— What to produce —
Transcribe each record below word for word.

— Working data —

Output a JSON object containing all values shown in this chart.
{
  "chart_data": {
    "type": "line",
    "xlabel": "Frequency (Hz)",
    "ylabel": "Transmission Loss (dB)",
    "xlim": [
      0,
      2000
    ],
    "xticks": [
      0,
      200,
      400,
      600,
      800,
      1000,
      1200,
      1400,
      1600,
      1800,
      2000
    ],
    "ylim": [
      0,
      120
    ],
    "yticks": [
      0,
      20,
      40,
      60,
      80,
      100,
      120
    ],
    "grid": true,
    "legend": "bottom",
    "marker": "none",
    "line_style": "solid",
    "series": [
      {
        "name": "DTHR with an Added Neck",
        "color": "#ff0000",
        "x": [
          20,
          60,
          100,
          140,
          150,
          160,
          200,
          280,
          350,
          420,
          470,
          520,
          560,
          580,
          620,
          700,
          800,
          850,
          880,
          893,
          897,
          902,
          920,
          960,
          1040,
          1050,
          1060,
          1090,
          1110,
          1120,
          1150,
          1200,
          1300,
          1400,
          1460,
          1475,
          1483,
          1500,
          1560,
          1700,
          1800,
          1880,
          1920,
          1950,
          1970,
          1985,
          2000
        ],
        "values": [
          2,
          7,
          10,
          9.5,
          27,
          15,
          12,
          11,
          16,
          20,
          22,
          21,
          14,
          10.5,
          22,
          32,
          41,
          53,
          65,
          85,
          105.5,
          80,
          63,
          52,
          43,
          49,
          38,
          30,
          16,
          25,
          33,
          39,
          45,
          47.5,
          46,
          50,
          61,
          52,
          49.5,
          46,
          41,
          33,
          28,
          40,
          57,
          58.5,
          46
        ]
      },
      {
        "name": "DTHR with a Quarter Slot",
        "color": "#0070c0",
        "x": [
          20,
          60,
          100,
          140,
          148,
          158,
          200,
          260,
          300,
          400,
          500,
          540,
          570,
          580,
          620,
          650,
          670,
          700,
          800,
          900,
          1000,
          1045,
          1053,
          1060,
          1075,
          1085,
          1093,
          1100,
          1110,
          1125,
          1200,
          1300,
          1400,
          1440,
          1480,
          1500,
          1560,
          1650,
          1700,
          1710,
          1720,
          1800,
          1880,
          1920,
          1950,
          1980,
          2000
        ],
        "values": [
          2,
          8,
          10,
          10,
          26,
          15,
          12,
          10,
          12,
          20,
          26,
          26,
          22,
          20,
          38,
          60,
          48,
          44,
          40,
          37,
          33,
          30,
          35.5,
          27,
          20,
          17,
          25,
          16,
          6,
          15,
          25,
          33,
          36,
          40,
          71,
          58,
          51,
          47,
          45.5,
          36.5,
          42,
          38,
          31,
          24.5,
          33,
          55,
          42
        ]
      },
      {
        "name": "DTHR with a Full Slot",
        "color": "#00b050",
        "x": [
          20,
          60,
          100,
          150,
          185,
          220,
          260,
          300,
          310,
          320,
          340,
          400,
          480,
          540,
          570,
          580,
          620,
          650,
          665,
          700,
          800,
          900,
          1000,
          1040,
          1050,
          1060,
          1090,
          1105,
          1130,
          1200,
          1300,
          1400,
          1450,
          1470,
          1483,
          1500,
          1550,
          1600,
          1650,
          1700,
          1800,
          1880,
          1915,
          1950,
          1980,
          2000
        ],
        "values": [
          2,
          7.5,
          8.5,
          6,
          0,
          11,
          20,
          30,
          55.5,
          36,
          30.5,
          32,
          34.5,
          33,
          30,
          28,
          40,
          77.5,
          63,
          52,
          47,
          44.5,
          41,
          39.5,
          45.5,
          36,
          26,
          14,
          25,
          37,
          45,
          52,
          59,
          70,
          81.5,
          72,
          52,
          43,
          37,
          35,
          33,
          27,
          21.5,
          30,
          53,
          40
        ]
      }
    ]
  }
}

— Full output —
Output a JSON object containing all values shown in this chart.
{
  "chart_data": {
    "type": "line",
    "xlabel": "Frequency (Hz)",
    "ylabel": "Transmission Loss (dB)",
    "xlim": [
      0,
      2000
    ],
    "xticks": [
      0,
      200,
      400,
      600,
      800,
      1000,
      1200,
      1400,
      1600,
      1800,
      2000
    ],
    "ylim": [
      0,
      120
    ],
    "yticks": [
      0,
      20,
      40,
      60,
      80,
      100,
      120
    ],
    "grid": true,
    "legend": "bottom",
    "marker": "none",
    "line_style": "solid",
    "series": [
      {
        "name": "DTHR with an Added Neck",
        "color": "#ff0000",
        "x": [
          20,
          60,
          100,
          140,
          150,
          160,
          200,
          280,
          350,
          420,
          470,
          520,
          560,
          580,
          620,
          700,
          800,
          850,
          880,
          893,
          897,
          902,
          920,
          960,
          1040,
          1050,
          1060,
          1090,
          1110,
          1120,
          1150,
          1200,
          1300,
          1400,
          1460,
          1475,
          1483,
          1500,
          1560,
          1700,
          1800,
          1880,
          1920,
          1950,
          1970,
          1985,
          2000
        ],
        "values": [
          2,
          7,
          10,
          9.5,
          27,
          15,
          12,
          11,
          16,
          20,
          22,
          21,
          14,
          10.5,
          22,
          32,
          41,
          53,
          65,
          85,
          105.5,
          80,
          63,
          52,
          43,
          49,
          38,
          30,
          16,
          25,
          33,
          39,
          45,
          47.5,
          46,
          50,
          61,
          52,
          49.5,
          46,
          41,
          33,
          28,
          40,
          57,
          58.5,
          46
        ]
      },
      {
        "name": "DTHR with a Quarter Slot",
        "color": "#0070c0",
        "x": [
          20,
          60,
          100,
          140,
          148,
          158,
          200,
          260,
          300,
          400,
          500,
          540,
          570,
          580,
          620,
          650,
          670,
          700,
          800,
          900,
          1000,
          1045,
          1053,
          1060,
          1075,
          1085,
          1093,
          1100,
          1110,
          1125,
          1200,
          1300,
          1400,
          1440,
          1480,
          1500,
          1560,
          1650,
          1700,
          1710,
          1720,
          1800,
          1880,
          1920,
          1950,
          1980,
          2000
        ],
        "values": [
          2,
          8,
          10,
          10,
          26,
          15,
          12,
          10,
          12,
          20,
          26,
          26,
          22,
          20,
          38,
          60,
          48,
          44,
          40,
          37,
          33,
          30,
          35.5,
          27,
          20,
          17,
          25,
          16,
          6,
          15,
          25,
          33,
          36,
          40,
          71,
          58,
          51,
          47,
          45.5,
          36.5,
          42,
          38,
          31,
          24.5,
          33,
          55,
          42
        ]
      },
      {
        "name": "DTHR with a Full Slot",
        "color": "#00b050",
        "x": [
          20,
          60,
          100,
          150,
          185,
          220,
          260,
          300,
          310,
          320,
          340,
          400,
          480,
          540,
          570,
          580,
          620,
          650,
          665,
          700,
          800,
          900,
          1000,
          1040,
          1050,
          1060,
          1090,
          1105,
          1130,
          1200,
          1300,
          1400,
          1450,
          1470,
          1483,
          1500,
          1550,
          1600,
          1650,
          1700,
          1800,
          1880,
          1915,
          1950,
          1980,
          2000
        ],
        "values": [
          2,
          7.5,
          8.5,
          6,
          0,
          11,
          20,
          30,
          55.5,
          36,
          30.5,
          32,
          34.5,
          33,
          30,
          28,
          40,
          77.5,
          63,
          52,
          47,
          44.5,
          41,
          39.5,
          45.5,
          36,
          26,
          14,
          25,
          37,
          45,
          52,
          59,
          70,
          81.5,
          72,
          52,
          43,
          37,
          35,
          33,
          27,
          21.5,
          30,
          53,
          40
        ]
      }
    ]
  }
}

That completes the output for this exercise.